(Entries with figure data)
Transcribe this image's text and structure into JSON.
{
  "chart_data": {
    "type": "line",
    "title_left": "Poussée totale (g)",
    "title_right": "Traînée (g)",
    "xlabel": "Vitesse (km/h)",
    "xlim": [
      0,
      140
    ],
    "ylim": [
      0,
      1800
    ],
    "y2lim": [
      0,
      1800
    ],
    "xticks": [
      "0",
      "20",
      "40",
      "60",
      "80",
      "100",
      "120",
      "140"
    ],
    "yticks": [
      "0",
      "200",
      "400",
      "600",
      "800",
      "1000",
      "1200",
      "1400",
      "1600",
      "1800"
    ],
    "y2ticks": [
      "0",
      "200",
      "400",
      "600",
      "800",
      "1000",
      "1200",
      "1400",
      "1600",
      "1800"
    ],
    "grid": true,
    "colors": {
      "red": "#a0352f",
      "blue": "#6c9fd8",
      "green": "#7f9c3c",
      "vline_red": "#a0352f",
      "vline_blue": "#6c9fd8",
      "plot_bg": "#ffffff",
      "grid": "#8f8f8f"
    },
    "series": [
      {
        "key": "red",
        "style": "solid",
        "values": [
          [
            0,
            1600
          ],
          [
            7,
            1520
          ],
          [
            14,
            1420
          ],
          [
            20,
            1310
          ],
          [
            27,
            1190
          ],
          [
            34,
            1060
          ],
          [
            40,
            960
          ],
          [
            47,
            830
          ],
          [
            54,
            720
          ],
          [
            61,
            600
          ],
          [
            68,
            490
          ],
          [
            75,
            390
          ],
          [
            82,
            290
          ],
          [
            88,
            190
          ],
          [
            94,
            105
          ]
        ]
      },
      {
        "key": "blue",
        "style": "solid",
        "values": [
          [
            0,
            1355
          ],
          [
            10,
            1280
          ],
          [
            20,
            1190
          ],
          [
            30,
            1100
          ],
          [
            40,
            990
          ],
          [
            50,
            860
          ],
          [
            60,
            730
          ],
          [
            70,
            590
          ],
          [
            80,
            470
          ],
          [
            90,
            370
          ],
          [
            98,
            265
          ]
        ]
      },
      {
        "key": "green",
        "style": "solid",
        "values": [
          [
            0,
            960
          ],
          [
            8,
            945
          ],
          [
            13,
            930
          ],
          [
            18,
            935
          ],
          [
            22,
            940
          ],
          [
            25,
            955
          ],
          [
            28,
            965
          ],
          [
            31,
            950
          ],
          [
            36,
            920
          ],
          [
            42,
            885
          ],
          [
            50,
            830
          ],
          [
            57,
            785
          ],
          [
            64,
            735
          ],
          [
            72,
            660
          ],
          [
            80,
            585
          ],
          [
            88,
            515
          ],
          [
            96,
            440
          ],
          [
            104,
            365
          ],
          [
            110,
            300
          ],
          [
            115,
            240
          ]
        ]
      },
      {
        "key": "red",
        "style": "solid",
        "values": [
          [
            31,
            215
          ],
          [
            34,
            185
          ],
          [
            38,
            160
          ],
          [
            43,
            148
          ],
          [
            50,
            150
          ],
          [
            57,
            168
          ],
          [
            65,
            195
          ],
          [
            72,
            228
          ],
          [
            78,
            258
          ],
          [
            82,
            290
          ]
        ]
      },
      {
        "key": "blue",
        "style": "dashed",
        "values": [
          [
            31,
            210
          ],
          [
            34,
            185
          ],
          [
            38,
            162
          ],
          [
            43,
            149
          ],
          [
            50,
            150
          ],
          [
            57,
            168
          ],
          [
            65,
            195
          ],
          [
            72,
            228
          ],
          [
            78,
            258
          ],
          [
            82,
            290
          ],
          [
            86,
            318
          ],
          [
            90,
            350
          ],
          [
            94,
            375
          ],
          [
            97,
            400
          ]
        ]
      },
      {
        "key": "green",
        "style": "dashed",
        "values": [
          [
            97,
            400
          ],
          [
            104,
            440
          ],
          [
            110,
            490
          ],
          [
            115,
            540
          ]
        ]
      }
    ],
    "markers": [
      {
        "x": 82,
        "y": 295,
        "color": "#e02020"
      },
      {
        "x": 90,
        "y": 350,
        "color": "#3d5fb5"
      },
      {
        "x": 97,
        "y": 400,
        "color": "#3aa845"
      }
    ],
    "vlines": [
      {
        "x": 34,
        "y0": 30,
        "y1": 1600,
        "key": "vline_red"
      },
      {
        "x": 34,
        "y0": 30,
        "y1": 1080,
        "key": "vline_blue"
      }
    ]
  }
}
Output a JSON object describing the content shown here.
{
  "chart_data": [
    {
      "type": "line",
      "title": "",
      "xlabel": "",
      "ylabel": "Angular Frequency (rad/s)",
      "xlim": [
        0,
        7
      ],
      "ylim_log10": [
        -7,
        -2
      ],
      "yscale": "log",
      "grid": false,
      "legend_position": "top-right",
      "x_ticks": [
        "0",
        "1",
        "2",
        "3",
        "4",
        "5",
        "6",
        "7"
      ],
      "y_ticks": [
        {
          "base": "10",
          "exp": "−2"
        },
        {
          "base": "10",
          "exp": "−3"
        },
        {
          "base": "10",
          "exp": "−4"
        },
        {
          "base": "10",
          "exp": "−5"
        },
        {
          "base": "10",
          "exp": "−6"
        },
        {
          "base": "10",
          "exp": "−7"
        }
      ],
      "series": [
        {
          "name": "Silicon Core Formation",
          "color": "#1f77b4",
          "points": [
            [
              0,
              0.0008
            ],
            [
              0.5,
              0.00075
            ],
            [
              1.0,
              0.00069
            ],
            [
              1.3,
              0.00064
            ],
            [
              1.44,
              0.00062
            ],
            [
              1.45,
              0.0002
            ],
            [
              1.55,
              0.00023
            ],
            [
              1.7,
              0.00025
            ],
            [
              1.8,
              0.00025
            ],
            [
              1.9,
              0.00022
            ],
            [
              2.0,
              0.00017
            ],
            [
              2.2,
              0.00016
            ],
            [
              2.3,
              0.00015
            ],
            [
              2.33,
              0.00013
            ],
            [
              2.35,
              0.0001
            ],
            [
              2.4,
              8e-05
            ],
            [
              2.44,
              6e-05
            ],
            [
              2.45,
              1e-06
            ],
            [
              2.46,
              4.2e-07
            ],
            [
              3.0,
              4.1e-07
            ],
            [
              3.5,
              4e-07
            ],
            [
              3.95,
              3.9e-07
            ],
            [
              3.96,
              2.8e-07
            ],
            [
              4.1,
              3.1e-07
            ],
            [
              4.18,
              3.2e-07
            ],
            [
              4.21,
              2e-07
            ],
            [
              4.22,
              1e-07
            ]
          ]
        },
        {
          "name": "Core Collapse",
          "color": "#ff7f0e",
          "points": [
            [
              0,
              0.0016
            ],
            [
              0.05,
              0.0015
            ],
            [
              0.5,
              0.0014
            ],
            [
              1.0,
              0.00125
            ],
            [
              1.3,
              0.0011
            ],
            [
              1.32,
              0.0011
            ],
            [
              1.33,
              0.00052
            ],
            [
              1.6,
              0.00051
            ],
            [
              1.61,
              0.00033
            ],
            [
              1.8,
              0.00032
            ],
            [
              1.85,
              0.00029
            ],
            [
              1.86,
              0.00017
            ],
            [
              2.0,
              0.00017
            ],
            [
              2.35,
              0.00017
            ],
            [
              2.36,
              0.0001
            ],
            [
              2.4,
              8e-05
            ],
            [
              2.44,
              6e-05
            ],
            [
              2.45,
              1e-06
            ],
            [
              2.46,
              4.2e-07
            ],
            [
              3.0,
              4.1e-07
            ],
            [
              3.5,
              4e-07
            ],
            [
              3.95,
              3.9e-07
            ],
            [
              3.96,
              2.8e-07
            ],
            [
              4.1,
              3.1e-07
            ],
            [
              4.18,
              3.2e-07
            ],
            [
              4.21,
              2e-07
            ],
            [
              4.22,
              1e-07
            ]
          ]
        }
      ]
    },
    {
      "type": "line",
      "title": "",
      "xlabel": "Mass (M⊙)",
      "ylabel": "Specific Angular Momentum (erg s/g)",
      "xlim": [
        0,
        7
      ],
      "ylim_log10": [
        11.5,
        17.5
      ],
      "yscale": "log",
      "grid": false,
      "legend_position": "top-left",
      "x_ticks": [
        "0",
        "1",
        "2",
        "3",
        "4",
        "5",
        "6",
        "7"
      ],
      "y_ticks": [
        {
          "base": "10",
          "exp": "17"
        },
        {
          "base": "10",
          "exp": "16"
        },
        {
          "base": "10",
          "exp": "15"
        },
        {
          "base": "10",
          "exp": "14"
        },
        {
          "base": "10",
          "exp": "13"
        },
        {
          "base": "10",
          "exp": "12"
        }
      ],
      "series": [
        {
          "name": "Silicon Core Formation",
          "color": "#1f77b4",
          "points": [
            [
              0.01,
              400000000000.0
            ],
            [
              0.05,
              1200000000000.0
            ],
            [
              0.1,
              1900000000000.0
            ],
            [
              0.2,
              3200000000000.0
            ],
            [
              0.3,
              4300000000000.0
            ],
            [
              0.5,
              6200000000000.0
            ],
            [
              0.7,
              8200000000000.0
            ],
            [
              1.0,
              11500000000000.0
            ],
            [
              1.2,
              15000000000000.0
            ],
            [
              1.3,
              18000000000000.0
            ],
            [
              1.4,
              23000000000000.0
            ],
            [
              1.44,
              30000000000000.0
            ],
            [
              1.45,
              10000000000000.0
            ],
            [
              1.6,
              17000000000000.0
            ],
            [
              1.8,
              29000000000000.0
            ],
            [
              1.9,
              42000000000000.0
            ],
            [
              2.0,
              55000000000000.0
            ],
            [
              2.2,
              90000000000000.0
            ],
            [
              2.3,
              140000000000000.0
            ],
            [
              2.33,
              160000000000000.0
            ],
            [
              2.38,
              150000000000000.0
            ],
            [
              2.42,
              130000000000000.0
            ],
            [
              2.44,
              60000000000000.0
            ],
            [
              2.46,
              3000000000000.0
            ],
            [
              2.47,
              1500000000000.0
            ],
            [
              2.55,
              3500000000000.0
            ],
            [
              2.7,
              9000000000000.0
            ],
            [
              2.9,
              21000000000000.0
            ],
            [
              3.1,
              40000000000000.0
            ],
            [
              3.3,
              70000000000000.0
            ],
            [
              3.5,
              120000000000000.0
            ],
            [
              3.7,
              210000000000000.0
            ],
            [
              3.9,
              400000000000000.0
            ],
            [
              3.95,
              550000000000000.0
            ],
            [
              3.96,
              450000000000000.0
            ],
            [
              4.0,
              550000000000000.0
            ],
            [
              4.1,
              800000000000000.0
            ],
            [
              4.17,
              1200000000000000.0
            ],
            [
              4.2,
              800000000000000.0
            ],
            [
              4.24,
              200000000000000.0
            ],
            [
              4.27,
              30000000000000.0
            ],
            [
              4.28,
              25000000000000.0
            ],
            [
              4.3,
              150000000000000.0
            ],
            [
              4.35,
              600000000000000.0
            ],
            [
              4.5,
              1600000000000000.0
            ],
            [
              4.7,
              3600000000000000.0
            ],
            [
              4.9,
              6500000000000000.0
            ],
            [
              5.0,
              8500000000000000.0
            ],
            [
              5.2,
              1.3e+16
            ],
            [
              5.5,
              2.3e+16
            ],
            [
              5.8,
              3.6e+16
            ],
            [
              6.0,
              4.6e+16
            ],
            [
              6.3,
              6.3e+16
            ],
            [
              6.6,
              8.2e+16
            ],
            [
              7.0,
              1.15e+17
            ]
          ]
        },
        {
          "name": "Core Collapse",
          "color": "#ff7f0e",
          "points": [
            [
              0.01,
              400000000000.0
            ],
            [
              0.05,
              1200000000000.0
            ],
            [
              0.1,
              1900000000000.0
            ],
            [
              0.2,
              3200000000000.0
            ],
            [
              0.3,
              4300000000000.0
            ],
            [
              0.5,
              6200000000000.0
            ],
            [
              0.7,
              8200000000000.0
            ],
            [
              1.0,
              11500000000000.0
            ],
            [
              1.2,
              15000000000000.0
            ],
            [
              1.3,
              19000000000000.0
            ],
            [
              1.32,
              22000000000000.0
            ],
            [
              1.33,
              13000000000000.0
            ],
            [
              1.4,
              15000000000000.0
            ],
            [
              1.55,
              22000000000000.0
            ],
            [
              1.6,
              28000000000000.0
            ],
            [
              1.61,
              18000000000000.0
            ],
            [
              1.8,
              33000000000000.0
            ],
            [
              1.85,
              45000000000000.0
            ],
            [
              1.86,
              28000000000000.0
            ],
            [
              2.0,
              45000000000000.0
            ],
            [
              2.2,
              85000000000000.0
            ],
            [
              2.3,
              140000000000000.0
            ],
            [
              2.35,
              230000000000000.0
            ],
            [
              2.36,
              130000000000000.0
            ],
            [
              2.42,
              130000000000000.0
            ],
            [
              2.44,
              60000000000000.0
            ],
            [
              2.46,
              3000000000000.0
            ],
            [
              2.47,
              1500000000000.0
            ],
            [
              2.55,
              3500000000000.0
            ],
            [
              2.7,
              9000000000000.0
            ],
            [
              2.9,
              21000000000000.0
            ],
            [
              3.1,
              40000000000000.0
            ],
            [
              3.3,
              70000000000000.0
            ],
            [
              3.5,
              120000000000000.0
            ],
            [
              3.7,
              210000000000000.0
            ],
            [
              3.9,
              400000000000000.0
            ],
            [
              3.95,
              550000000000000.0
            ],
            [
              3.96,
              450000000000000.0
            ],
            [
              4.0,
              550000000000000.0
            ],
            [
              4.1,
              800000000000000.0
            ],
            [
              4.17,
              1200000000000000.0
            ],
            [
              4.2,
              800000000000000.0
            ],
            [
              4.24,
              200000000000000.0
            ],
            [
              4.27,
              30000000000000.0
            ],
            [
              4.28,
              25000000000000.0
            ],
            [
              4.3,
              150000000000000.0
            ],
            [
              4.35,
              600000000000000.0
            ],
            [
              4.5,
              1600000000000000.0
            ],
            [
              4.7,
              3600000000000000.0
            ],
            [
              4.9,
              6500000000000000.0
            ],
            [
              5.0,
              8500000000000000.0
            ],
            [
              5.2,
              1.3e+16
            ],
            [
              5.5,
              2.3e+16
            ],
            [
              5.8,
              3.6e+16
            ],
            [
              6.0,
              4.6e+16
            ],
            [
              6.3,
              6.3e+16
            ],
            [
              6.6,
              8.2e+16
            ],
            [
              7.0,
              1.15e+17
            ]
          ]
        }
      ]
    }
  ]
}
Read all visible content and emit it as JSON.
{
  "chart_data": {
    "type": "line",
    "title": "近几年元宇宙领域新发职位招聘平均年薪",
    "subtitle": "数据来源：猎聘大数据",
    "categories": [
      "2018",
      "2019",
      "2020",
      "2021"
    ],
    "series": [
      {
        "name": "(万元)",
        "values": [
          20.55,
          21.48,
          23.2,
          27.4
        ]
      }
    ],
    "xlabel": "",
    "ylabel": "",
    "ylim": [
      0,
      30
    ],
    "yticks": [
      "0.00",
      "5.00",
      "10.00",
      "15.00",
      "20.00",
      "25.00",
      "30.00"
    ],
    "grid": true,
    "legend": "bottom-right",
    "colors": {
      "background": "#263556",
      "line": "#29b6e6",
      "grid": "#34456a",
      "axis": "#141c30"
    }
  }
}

▸ **Required task**
In the records above, tally the lines where the word "ylabel" appears, and give the number and nothing else.

▸ **Answer to the task**
3